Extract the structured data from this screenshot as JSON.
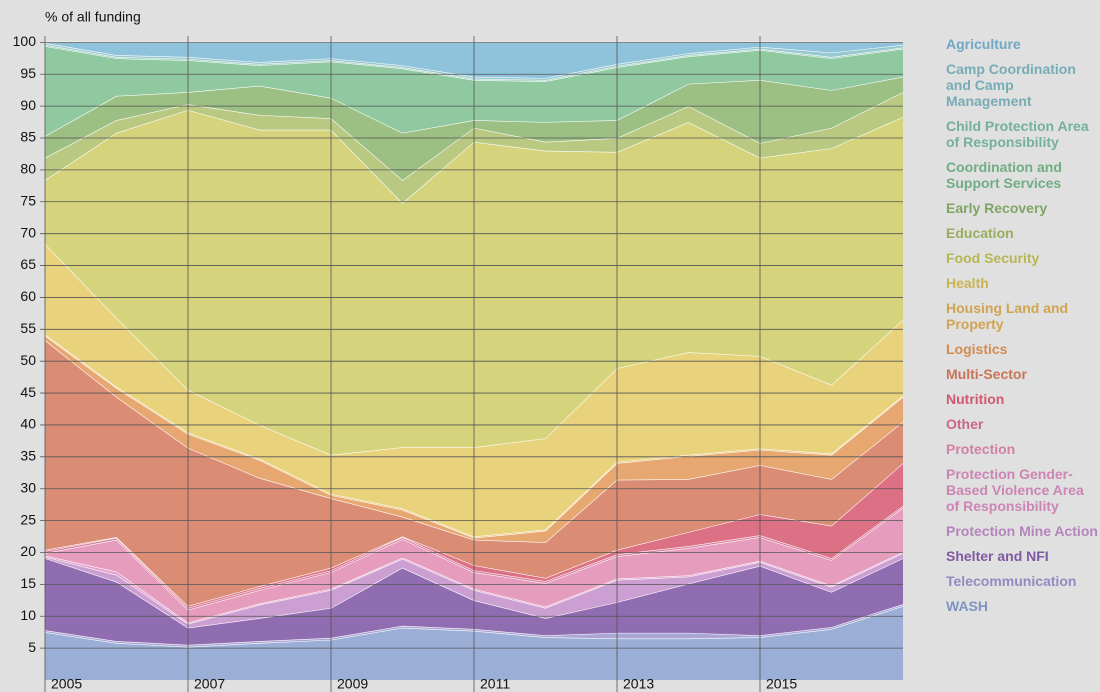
{
  "chart_data": {
    "type": "stacked_area",
    "ylabel": "% of all funding",
    "x": [
      2005,
      2006,
      2007,
      2008,
      2009,
      2010,
      2011,
      2012,
      2013,
      2014,
      2015,
      2016,
      2017
    ],
    "xlim": [
      2005,
      2017
    ],
    "xticks": [
      2005,
      2007,
      2009,
      2011,
      2013,
      2015
    ],
    "ylim": [
      0,
      101
    ],
    "yticks": [
      5,
      10,
      15,
      20,
      25,
      30,
      35,
      40,
      45,
      50,
      55,
      60,
      65,
      70,
      75,
      80,
      85,
      90,
      95,
      100
    ],
    "grid": true,
    "legend": "right",
    "series": [
      {
        "name": "WASH",
        "color": "#9aaed6",
        "values": [
          7.5,
          5.8,
          5.2,
          5.8,
          6.3,
          8.2,
          7.7,
          6.7,
          6.5,
          6.5,
          6.7,
          8,
          11.6
        ]
      },
      {
        "name": "Telecommunication",
        "color": "#aaa6d6",
        "values": [
          0.3,
          0.3,
          0.3,
          0.3,
          0.3,
          0.3,
          0.3,
          0.3,
          0.9,
          0.9,
          0.3,
          0.3,
          0.3
        ]
      },
      {
        "name": "Shelter and NFI",
        "color": "#906cb0",
        "values": [
          11.3,
          9.3,
          2.7,
          3.6,
          4.7,
          9.1,
          4.5,
          2.7,
          4.8,
          7.7,
          10.9,
          5.5,
          7.2
        ]
      },
      {
        "name": "Protection Mine Action",
        "color": "#cb9fd2",
        "values": [
          0.2,
          1.1,
          0.6,
          2.1,
          2.8,
          1.4,
          1.6,
          1.6,
          3.5,
          1.1,
          0.6,
          0.8,
          0.8
        ]
      },
      {
        "name": "Protection Gender-Based Violence Area of Responsibility",
        "color": "#e2a2cc",
        "values": [
          0.2,
          0.5,
          0.2,
          0.2,
          0.2,
          0.2,
          0.2,
          0.2,
          0.2,
          0.2,
          0.2,
          0.2,
          0.2
        ]
      },
      {
        "name": "Protection",
        "color": "#e69cbc",
        "values": [
          0.4,
          5,
          2,
          2.1,
          2.6,
          2.9,
          2.6,
          3.7,
          3.5,
          4.3,
          3.7,
          4,
          6.9
        ]
      },
      {
        "name": "Other",
        "color": "#d9809e",
        "values": [
          0.3,
          0.3,
          0.3,
          0.3,
          0.3,
          0.3,
          0.3,
          0.3,
          0.3,
          0.3,
          0.3,
          0.3,
          0.3
        ]
      },
      {
        "name": "Nutrition",
        "color": "#dc7084",
        "values": [
          0.2,
          0.1,
          0.3,
          0.3,
          0.4,
          0.1,
          0.8,
          0.5,
          0.7,
          2.2,
          3.3,
          5.1,
          6.7
        ]
      },
      {
        "name": "Multi-Sector",
        "color": "#da8c74",
        "values": [
          32.9,
          22,
          24.8,
          17,
          10.9,
          3.1,
          4,
          5.6,
          11,
          8.3,
          7.7,
          7.3,
          6.5
        ]
      },
      {
        "name": "Logistics",
        "color": "#e6a870",
        "values": [
          0.7,
          1.4,
          2.2,
          2.8,
          0.5,
          1.1,
          0.3,
          1.8,
          2.6,
          3.6,
          2.4,
          3.8,
          3.9
        ]
      },
      {
        "name": "Housing Land and Property",
        "color": "#ebc276",
        "values": [
          0.2,
          0.2,
          0.2,
          0.2,
          0.2,
          0.2,
          0.2,
          0.2,
          0.2,
          0.2,
          0.2,
          0.2,
          0.2
        ]
      },
      {
        "name": "Health",
        "color": "#e8d37c",
        "values": [
          14.2,
          10.8,
          6.7,
          5.3,
          6.1,
          9.6,
          14,
          14.3,
          14.7,
          16.1,
          14.5,
          10.8,
          11.9
        ]
      },
      {
        "name": "Food Security",
        "color": "#d5d47c",
        "values": [
          10,
          29,
          43.9,
          46.3,
          51,
          38.3,
          47.9,
          45.1,
          33.9,
          36.1,
          31.1,
          37.1,
          31.8
        ]
      },
      {
        "name": "Education",
        "color": "#b9c982",
        "values": [
          3.5,
          2,
          0.9,
          2.3,
          1.8,
          3.6,
          2.2,
          1.4,
          2.2,
          2.5,
          2.3,
          3.2,
          3.9
        ]
      },
      {
        "name": "Early Recovery",
        "color": "#9cbf84",
        "values": [
          3.4,
          3.8,
          1.9,
          4.6,
          3.2,
          7.4,
          1.2,
          3.1,
          2.8,
          3.5,
          9.9,
          5.9,
          2.4
        ]
      },
      {
        "name": "Coordination and Support Services",
        "color": "#90c8a0",
        "values": [
          14.1,
          5.9,
          5,
          3.2,
          5.7,
          10.1,
          6.3,
          6.4,
          8.3,
          4.3,
          4.7,
          5,
          4.4
        ]
      },
      {
        "name": "Child Protection Area of Responsibility",
        "color": "#95cbb8",
        "values": [
          0.2,
          0.2,
          0.2,
          0.2,
          0.2,
          0.2,
          0.2,
          0.2,
          0.2,
          0.2,
          0.2,
          0.2,
          0.2
        ]
      },
      {
        "name": "Camp Coordination and Camp Management",
        "color": "#98c8d0",
        "values": [
          0.3,
          0.3,
          0.3,
          0.3,
          0.3,
          0.3,
          0.3,
          0.3,
          0.3,
          0.3,
          0.3,
          0.7,
          0.4
        ]
      },
      {
        "name": "Agriculture",
        "color": "#8fc3dc",
        "values": [
          0.1,
          2,
          2.3,
          3.1,
          2.5,
          3.6,
          5.4,
          5.6,
          3.4,
          1.7,
          0.7,
          1.6,
          0.4
        ]
      }
    ]
  }
}
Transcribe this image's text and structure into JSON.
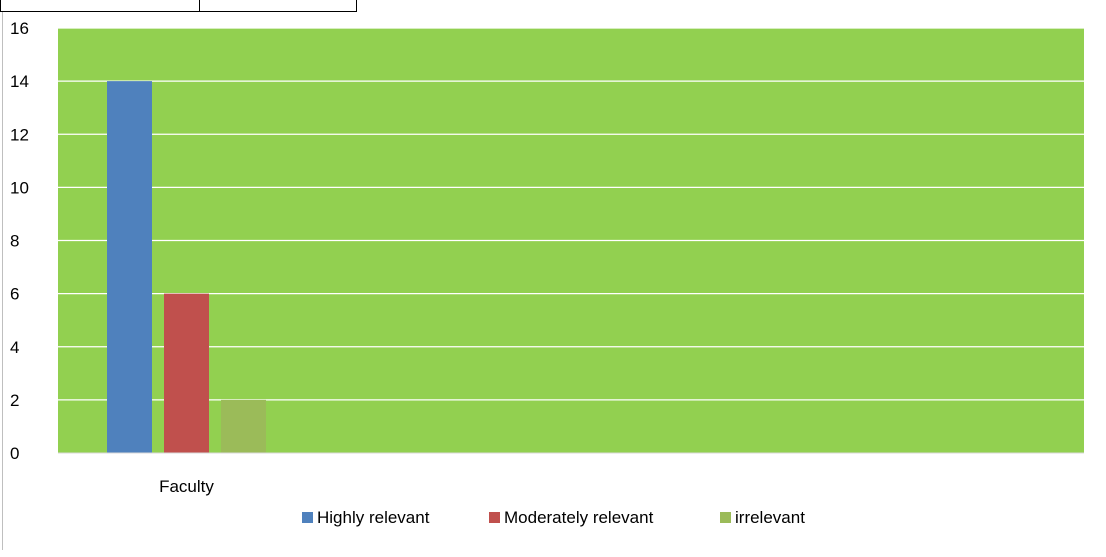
{
  "chart_data": {
    "type": "bar",
    "categories": [
      "Faculty"
    ],
    "series": [
      {
        "name": "Highly relevant",
        "values": [
          14
        ]
      },
      {
        "name": "Moderately relevant",
        "values": [
          6
        ]
      },
      {
        "name": "irrelevant",
        "values": [
          2
        ]
      }
    ],
    "title": "",
    "xlabel": "",
    "ylabel": "",
    "ylim": [
      0,
      16
    ],
    "y_ticks": [
      "0",
      "2",
      "4",
      "6",
      "8",
      "10",
      "12",
      "14",
      "16"
    ],
    "grid": true,
    "legend_position": "bottom",
    "colors": {
      "plot_background": "#92d050",
      "gridline": "#ffffff",
      "series": [
        "#4f81bd",
        "#c0504d",
        "#9bbb59"
      ]
    }
  }
}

# EXERCISE BRIEF
Work out how many lines of the material above contain the word "Responsibility", then give only that figure.

# COMPLETE ANSWER
2